- **DIRECTIVE**
Report every line in the entries below that contains the string "most", matching its case.

- **AVAILABLE DATA**

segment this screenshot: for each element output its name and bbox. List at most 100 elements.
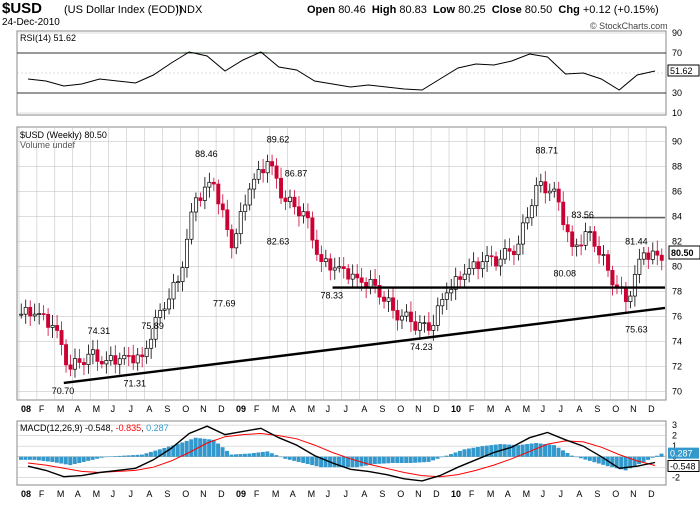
price-bar-body xyxy=(440,299,445,307)
price-y-tick: 74 xyxy=(672,337,682,347)
macd-hist-bar xyxy=(516,445,521,457)
price-bar-body xyxy=(81,362,86,366)
price-x-tick: F xyxy=(254,404,260,414)
macd-x-tick: J xyxy=(344,489,349,499)
price-bar-body xyxy=(641,252,646,260)
price-bar-body xyxy=(211,181,216,185)
symbol-name: (US Dollar Index (EOD)) xyxy=(64,4,183,16)
macd-hist-bar xyxy=(363,456,368,466)
price-x-tick: 09 xyxy=(236,404,246,414)
macd-x-tick: S xyxy=(594,489,600,499)
macd-hist-bar xyxy=(489,445,494,457)
macd-x-tick: M xyxy=(57,489,64,499)
macd-hist-bar xyxy=(148,451,153,457)
price-bar-body xyxy=(171,281,176,300)
price-y-tick: 90 xyxy=(672,137,682,147)
macd-hist-bar xyxy=(229,454,234,457)
macd-hist-bar xyxy=(377,456,382,464)
macd-x-ticks: 08 F M A M J J A S O N D 09 F M A M J J A S O N D 10 F M A M J J A S O N D xyxy=(21,489,655,499)
price-y-tick: 78 xyxy=(672,287,682,297)
macd-hist-bar xyxy=(596,456,601,464)
macd-hist-bar xyxy=(166,446,171,457)
macd-x-tick: F xyxy=(469,489,475,499)
price-y-ticks: 70 72 74 76 78 80 82 84 86 88 90 xyxy=(672,137,682,397)
price-bar-body xyxy=(408,311,413,323)
price-bar-body xyxy=(637,258,642,275)
macd-x-tick: J xyxy=(111,489,116,499)
macd-x-tick: J xyxy=(326,489,331,499)
macd-hist-bar xyxy=(475,446,480,457)
macd-hist-bar xyxy=(139,454,144,457)
high-label: High xyxy=(371,4,397,16)
price-bar-body xyxy=(538,181,543,186)
macd-hist-bar xyxy=(583,456,588,460)
macd-x-tick: A xyxy=(576,489,582,499)
macd-hist-bar xyxy=(23,456,28,460)
macd-hist-bar xyxy=(484,445,489,457)
price-bar-body xyxy=(229,229,234,249)
macd-hist-bar xyxy=(153,450,158,457)
price-bar-body xyxy=(391,297,395,311)
price-bar-body xyxy=(113,355,118,365)
macd-hist-bar xyxy=(274,455,279,457)
macd-hist-bar xyxy=(198,438,203,457)
price-annotation: 86.87 xyxy=(285,169,308,179)
price-bar-body xyxy=(225,209,230,230)
macd-hist-bar xyxy=(95,456,100,459)
macd-hist-bar xyxy=(81,456,86,462)
macd-hist-bar xyxy=(350,456,355,468)
macd-hist-bar xyxy=(287,456,292,460)
price-x-tick: J xyxy=(129,404,134,414)
macd-x-tick: A xyxy=(146,489,152,499)
macd-hist-bar xyxy=(574,456,579,458)
macd-hist-bar xyxy=(305,456,310,465)
macd-x-tick: 09 xyxy=(236,489,246,499)
price-y-tick: 88 xyxy=(672,162,682,172)
quote-summary: Open 80.46 High 80.83 Low 80.25 Close 80… xyxy=(307,4,659,16)
macd-value: -0.548 xyxy=(85,423,111,433)
high-value: 80.83 xyxy=(399,4,427,16)
rsi-marks xyxy=(27,51,656,91)
price-y-tick: 84 xyxy=(672,212,682,222)
price-bar-body xyxy=(426,322,431,331)
macd-hist-bar xyxy=(449,454,453,457)
macd-hist-bar xyxy=(399,456,404,463)
price-annotation: 81.44 xyxy=(625,237,648,247)
macd-x-tick: A xyxy=(290,489,296,499)
price-bar-body xyxy=(592,231,597,247)
macd-hist-bar xyxy=(565,453,570,457)
macd-y-tick: -2 xyxy=(672,473,680,483)
volume-label: Volume undef xyxy=(20,140,76,150)
price-bar-body xyxy=(494,256,498,267)
hist-value: 0.287 xyxy=(146,423,169,433)
price-bar-body xyxy=(122,355,127,360)
macd-hist-bar xyxy=(560,450,565,457)
macd-x-tick: F xyxy=(39,489,45,499)
price-bar-body xyxy=(37,313,42,315)
rsi-grid xyxy=(17,32,666,114)
price-bars xyxy=(19,154,664,378)
macd-hist-bar xyxy=(126,455,131,457)
rsi-y-tick: 70 xyxy=(672,48,682,58)
open-label: Open xyxy=(307,4,336,16)
macd-hist-bar xyxy=(466,448,471,457)
macd-hist-bar xyxy=(86,456,91,461)
macd-hist-bar xyxy=(538,443,543,457)
macd-hist-bar xyxy=(413,456,418,463)
price-bar-body xyxy=(610,270,615,286)
price-x-tick: D xyxy=(648,404,655,414)
macd-x-tick: M xyxy=(93,489,101,499)
macd-hist-bar xyxy=(36,456,41,461)
macd-hist-bar xyxy=(435,456,440,459)
macd-hist-bar xyxy=(341,456,346,468)
price-x-tick: J xyxy=(326,404,331,414)
macd-hist-bar xyxy=(59,456,64,464)
macd-hist-bar xyxy=(242,453,247,457)
price-x-tick: A xyxy=(75,404,81,414)
rsi-title: RSI(14) 51.62 xyxy=(20,33,76,43)
macd-hist-bar xyxy=(417,456,422,463)
price-bar-body xyxy=(126,355,131,357)
price-annotation: 70.70 xyxy=(52,386,75,396)
price-x-tick: F xyxy=(39,404,45,414)
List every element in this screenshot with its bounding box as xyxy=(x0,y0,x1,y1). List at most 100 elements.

- **SOLUTION TO THE PROBLEM**
segment this screenshot: for each element output its name and bbox. List at most 100 elements.
List every element in this screenshot with its bounding box as xyxy=(x0,y0,x1,y1). List at most 100 elements.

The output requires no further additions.